Given data ▸
** start **

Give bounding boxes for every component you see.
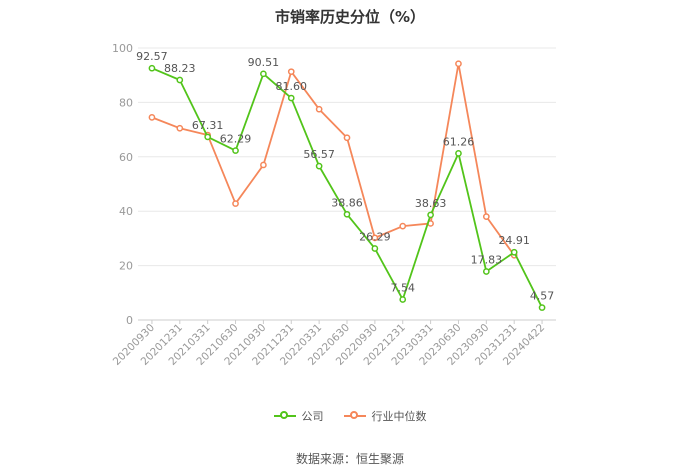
data-point-company bbox=[343, 210, 351, 218]
y-tick-label: 0 bbox=[126, 314, 133, 327]
data-point-company bbox=[455, 150, 462, 157]
source-note: 数据来源：恒生聚源 bbox=[295, 452, 404, 466]
data-point-industry-median bbox=[371, 234, 379, 242]
data-point-company bbox=[538, 304, 546, 311]
data-point-industry-median bbox=[482, 213, 490, 220]
chart-title: 市销率历史分位（%） bbox=[274, 8, 426, 26]
y-axis: 0 20 40 60 80 100 bbox=[112, 42, 133, 327]
data-point-industry-median bbox=[399, 222, 407, 230]
data-point-company bbox=[232, 147, 239, 154]
data-label: 24.91 bbox=[498, 234, 530, 247]
data-point-company bbox=[315, 162, 323, 170]
data-point-company bbox=[148, 64, 156, 72]
series-line-industry-median bbox=[151, 62, 515, 256]
data-point-company bbox=[287, 94, 295, 102]
data-point-company bbox=[482, 268, 490, 275]
data-point-company bbox=[371, 245, 379, 252]
data-point-industry-median bbox=[343, 134, 351, 142]
data-label: 62.29 bbox=[220, 133, 252, 146]
legend-swatch-industry-median bbox=[343, 410, 366, 422]
data-point-industry-median bbox=[287, 68, 295, 76]
legend-item-company[interactable]: 公司 bbox=[273, 408, 324, 424]
y-tick-label: 60 bbox=[119, 151, 133, 164]
data-label: 81.60 bbox=[276, 80, 308, 93]
data-point-company bbox=[260, 70, 267, 78]
data-point-company bbox=[510, 248, 518, 256]
data-label: 26.29 bbox=[359, 230, 391, 243]
data-point-company bbox=[176, 76, 184, 84]
data-label: 38.86 bbox=[331, 196, 363, 209]
legend-label-industry-median: 行业中位数 bbox=[371, 410, 427, 423]
data-label: 92.57 bbox=[136, 50, 168, 63]
data-label: 90.51 bbox=[248, 56, 280, 69]
data-label: 17.83 bbox=[471, 254, 503, 267]
data-label: 38.63 bbox=[415, 197, 447, 210]
y-tick-label: 20 bbox=[119, 260, 133, 273]
y-tick-label: 40 bbox=[119, 205, 133, 218]
data-label: 88.23 bbox=[164, 62, 196, 75]
legend-item-industry-median[interactable]: 行业中位数 bbox=[343, 408, 427, 424]
grid-lines bbox=[138, 47, 556, 267]
line-chart: 0 20 40 60 80 100 202009302020123120210331202… bbox=[111, 42, 556, 368]
data-point-industry-median bbox=[455, 60, 462, 68]
data-label: 61.26 bbox=[443, 135, 475, 148]
data-point-industry-median bbox=[232, 200, 239, 207]
data-point-company bbox=[399, 296, 407, 303]
legend: 公司 行业中位数 bbox=[0, 408, 700, 424]
data-label: 7.54 bbox=[390, 281, 415, 294]
data-label: 4.57 bbox=[530, 290, 555, 303]
x-axis: 2020093020201231202103312021063020210930… bbox=[111, 319, 556, 368]
y-tick-label: 80 bbox=[119, 96, 133, 109]
data-label: 67.31 bbox=[192, 119, 224, 132]
data-label: 56.57 bbox=[303, 148, 335, 161]
data-point-industry-median bbox=[315, 105, 323, 113]
data-point-industry-median bbox=[148, 114, 156, 121]
series-layer bbox=[148, 60, 546, 311]
legend-swatch-company bbox=[273, 410, 296, 422]
data-point-industry-median bbox=[260, 161, 267, 169]
y-tick-label: 100 bbox=[112, 42, 133, 55]
data-point-company bbox=[204, 133, 212, 141]
data-point-industry-median bbox=[176, 124, 184, 132]
legend-label-company: 公司 bbox=[301, 410, 324, 423]
data-point-company bbox=[427, 211, 434, 219]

** end **

Task brief ▸ Reproduce every line of the material above verbatim, leaving out the picture.

Task response ▸
Give bounding boxes for every component you see.
data-point-company bbox=[343, 210, 351, 218]
y-tick-label: 0 bbox=[126, 314, 133, 327]
data-point-company bbox=[455, 150, 462, 157]
source-note: 数据来源：恒生聚源 bbox=[295, 452, 404, 466]
data-point-industry-median bbox=[371, 234, 379, 242]
data-point-company bbox=[538, 304, 546, 311]
data-point-industry-median bbox=[482, 213, 490, 220]
chart-title: 市销率历史分位（%） bbox=[274, 8, 426, 26]
y-axis: 0 20 40 60 80 100 bbox=[112, 42, 133, 327]
data-point-industry-median bbox=[399, 222, 407, 230]
data-point-company bbox=[232, 147, 239, 154]
data-label: 24.91 bbox=[498, 234, 530, 247]
data-point-company bbox=[315, 162, 323, 170]
data-point-company bbox=[148, 64, 156, 72]
series-line-industry-median bbox=[151, 62, 515, 256]
data-point-company bbox=[287, 94, 295, 102]
data-point-company bbox=[482, 268, 490, 275]
data-point-company bbox=[371, 245, 379, 252]
data-point-industry-median bbox=[343, 134, 351, 142]
data-label: 62.29 bbox=[220, 133, 252, 146]
legend-swatch-industry-median bbox=[343, 410, 366, 422]
data-point-industry-median bbox=[287, 68, 295, 76]
legend-item-company[interactable]: 公司 bbox=[273, 408, 324, 424]
y-tick-label: 60 bbox=[119, 151, 133, 164]
data-label: 81.60 bbox=[276, 80, 308, 93]
data-point-company bbox=[260, 70, 267, 78]
data-point-company bbox=[510, 248, 518, 256]
data-label: 26.29 bbox=[359, 230, 391, 243]
data-point-company bbox=[176, 76, 184, 84]
data-label: 38.86 bbox=[331, 196, 363, 209]
legend-label-industry-median: 行业中位数 bbox=[371, 410, 427, 423]
data-label: 92.57 bbox=[136, 50, 168, 63]
data-label: 90.51 bbox=[248, 56, 280, 69]
data-label: 17.83 bbox=[471, 254, 503, 267]
data-label: 38.63 bbox=[415, 197, 447, 210]
y-tick-label: 20 bbox=[119, 260, 133, 273]
y-tick-label: 40 bbox=[119, 205, 133, 218]
data-label: 88.23 bbox=[164, 62, 196, 75]
legend-item-industry-median[interactable]: 行业中位数 bbox=[343, 408, 427, 424]
grid-lines bbox=[138, 47, 556, 267]
line-chart: 0 20 40 60 80 100 202009302020123120210331202… bbox=[111, 42, 556, 368]
data-point-industry-median bbox=[455, 60, 462, 68]
data-label: 61.26 bbox=[443, 135, 475, 148]
data-point-industry-median bbox=[232, 200, 239, 207]
data-point-company bbox=[399, 296, 407, 303]
legend: 公司 行业中位数 bbox=[0, 408, 700, 424]
data-label: 7.54 bbox=[390, 281, 415, 294]
data-label: 4.57 bbox=[530, 290, 555, 303]
x-axis: 2020093020201231202103312021063020210930… bbox=[111, 319, 556, 368]
y-tick-label: 80 bbox=[119, 96, 133, 109]
data-label: 67.31 bbox=[192, 119, 224, 132]
data-label: 56.57 bbox=[303, 148, 335, 161]
data-point-industry-median bbox=[315, 105, 323, 113]
data-point-industry-median bbox=[148, 114, 156, 121]
series-layer bbox=[148, 60, 546, 311]
legend-swatch-company bbox=[273, 410, 296, 422]
data-point-industry-median bbox=[260, 161, 267, 169]
y-tick-label: 100 bbox=[112, 42, 133, 55]
data-point-company bbox=[204, 133, 212, 141]
data-point-industry-median bbox=[176, 124, 184, 132]
legend-label-company: 公司 bbox=[301, 410, 324, 423]
data-point-company bbox=[427, 211, 434, 219]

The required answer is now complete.